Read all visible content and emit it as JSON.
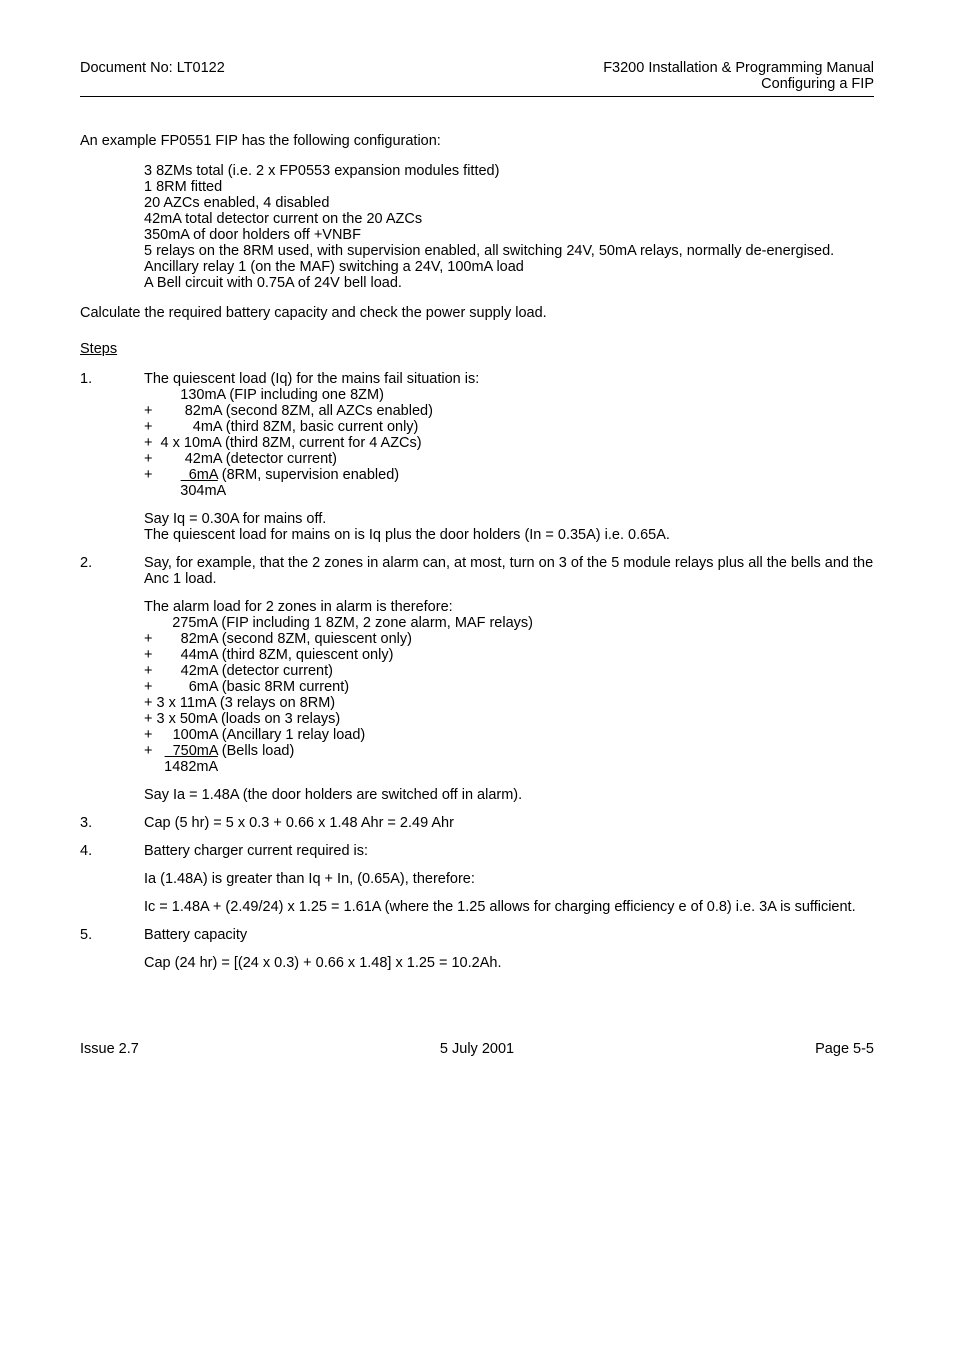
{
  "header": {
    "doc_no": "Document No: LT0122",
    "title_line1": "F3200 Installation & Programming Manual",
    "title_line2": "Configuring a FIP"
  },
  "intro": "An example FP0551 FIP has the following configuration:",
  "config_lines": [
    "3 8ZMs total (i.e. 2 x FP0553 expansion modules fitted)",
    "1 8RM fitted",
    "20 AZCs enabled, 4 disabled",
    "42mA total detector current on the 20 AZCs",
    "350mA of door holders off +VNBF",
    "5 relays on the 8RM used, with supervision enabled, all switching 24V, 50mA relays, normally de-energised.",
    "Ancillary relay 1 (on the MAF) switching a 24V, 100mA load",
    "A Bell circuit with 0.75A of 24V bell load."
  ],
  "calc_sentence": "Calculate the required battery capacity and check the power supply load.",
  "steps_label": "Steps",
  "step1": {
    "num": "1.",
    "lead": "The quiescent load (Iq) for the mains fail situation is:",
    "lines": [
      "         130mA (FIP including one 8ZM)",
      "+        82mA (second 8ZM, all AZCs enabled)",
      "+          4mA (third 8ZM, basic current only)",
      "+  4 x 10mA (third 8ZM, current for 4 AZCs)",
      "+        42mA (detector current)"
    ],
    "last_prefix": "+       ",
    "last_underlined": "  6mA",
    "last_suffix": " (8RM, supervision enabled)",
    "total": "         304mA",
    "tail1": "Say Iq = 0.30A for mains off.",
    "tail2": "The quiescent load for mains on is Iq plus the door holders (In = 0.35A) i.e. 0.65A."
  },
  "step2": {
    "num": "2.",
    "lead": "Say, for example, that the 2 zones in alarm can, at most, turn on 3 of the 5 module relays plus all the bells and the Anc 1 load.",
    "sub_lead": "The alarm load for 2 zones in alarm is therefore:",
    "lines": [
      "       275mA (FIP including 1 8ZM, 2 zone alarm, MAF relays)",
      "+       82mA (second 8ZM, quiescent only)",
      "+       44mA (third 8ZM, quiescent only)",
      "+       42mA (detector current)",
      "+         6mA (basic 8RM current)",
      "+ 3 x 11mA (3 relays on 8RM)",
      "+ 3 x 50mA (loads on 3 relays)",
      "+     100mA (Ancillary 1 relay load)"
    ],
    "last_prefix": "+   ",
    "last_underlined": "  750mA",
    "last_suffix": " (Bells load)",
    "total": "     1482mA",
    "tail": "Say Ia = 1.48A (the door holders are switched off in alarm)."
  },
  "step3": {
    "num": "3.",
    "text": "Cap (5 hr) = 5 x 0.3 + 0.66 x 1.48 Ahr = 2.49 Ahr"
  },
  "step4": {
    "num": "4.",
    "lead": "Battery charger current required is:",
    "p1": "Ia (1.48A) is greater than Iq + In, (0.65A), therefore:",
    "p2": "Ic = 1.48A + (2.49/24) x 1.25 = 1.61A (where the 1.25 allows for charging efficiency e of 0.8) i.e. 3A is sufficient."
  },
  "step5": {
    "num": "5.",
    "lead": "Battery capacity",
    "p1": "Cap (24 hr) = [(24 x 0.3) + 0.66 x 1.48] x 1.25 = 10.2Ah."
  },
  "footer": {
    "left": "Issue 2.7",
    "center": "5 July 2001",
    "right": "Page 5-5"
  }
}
···
◆ **Request**:
Write out the whole listing again, exactly, with no pictures.

◆ **Exercise answer**:
Read all visible content and emit it as JSON.
{
  "header": {
    "doc_no": "Document No: LT0122",
    "title_line1": "F3200 Installation & Programming Manual",
    "title_line2": "Configuring a FIP"
  },
  "intro": "An example FP0551 FIP has the following configuration:",
  "config_lines": [
    "3 8ZMs total (i.e. 2 x FP0553 expansion modules fitted)",
    "1 8RM fitted",
    "20 AZCs enabled, 4 disabled",
    "42mA total detector current on the 20 AZCs",
    "350mA of door holders off +VNBF",
    "5 relays on the 8RM used, with supervision enabled, all switching 24V, 50mA relays, normally de-energised.",
    "Ancillary relay 1 (on the MAF) switching a 24V, 100mA load",
    "A Bell circuit with 0.75A of 24V bell load."
  ],
  "calc_sentence": "Calculate the required battery capacity and check the power supply load.",
  "steps_label": "Steps",
  "step1": {
    "num": "1.",
    "lead": "The quiescent load (Iq) for the mains fail situation is:",
    "lines": [
      "         130mA (FIP including one 8ZM)",
      "+        82mA (second 8ZM, all AZCs enabled)",
      "+          4mA (third 8ZM, basic current only)",
      "+  4 x 10mA (third 8ZM, current for 4 AZCs)",
      "+        42mA (detector current)"
    ],
    "last_prefix": "+       ",
    "last_underlined": "  6mA",
    "last_suffix": " (8RM, supervision enabled)",
    "total": "         304mA",
    "tail1": "Say Iq = 0.30A for mains off.",
    "tail2": "The quiescent load for mains on is Iq plus the door holders (In = 0.35A) i.e. 0.65A."
  },
  "step2": {
    "num": "2.",
    "lead": "Say, for example, that the 2 zones in alarm can, at most, turn on 3 of the 5 module relays plus all the bells and the Anc 1 load.",
    "sub_lead": "The alarm load for 2 zones in alarm is therefore:",
    "lines": [
      "       275mA (FIP including 1 8ZM, 2 zone alarm, MAF relays)",
      "+       82mA (second 8ZM, quiescent only)",
      "+       44mA (third 8ZM, quiescent only)",
      "+       42mA (detector current)",
      "+         6mA (basic 8RM current)",
      "+ 3 x 11mA (3 relays on 8RM)",
      "+ 3 x 50mA (loads on 3 relays)",
      "+     100mA (Ancillary 1 relay load)"
    ],
    "last_prefix": "+   ",
    "last_underlined": "  750mA",
    "last_suffix": " (Bells load)",
    "total": "     1482mA",
    "tail": "Say Ia = 1.48A (the door holders are switched off in alarm)."
  },
  "step3": {
    "num": "3.",
    "text": "Cap (5 hr) = 5 x 0.3 + 0.66 x 1.48 Ahr = 2.49 Ahr"
  },
  "step4": {
    "num": "4.",
    "lead": "Battery charger current required is:",
    "p1": "Ia (1.48A) is greater than Iq + In, (0.65A), therefore:",
    "p2": "Ic = 1.48A + (2.49/24) x 1.25 = 1.61A (where the 1.25 allows for charging efficiency e of 0.8) i.e. 3A is sufficient."
  },
  "step5": {
    "num": "5.",
    "lead": "Battery capacity",
    "p1": "Cap (24 hr) = [(24 x 0.3) + 0.66 x 1.48] x 1.25 = 10.2Ah."
  },
  "footer": {
    "left": "Issue 2.7",
    "center": "5 July 2001",
    "right": "Page 5-5"
  }
}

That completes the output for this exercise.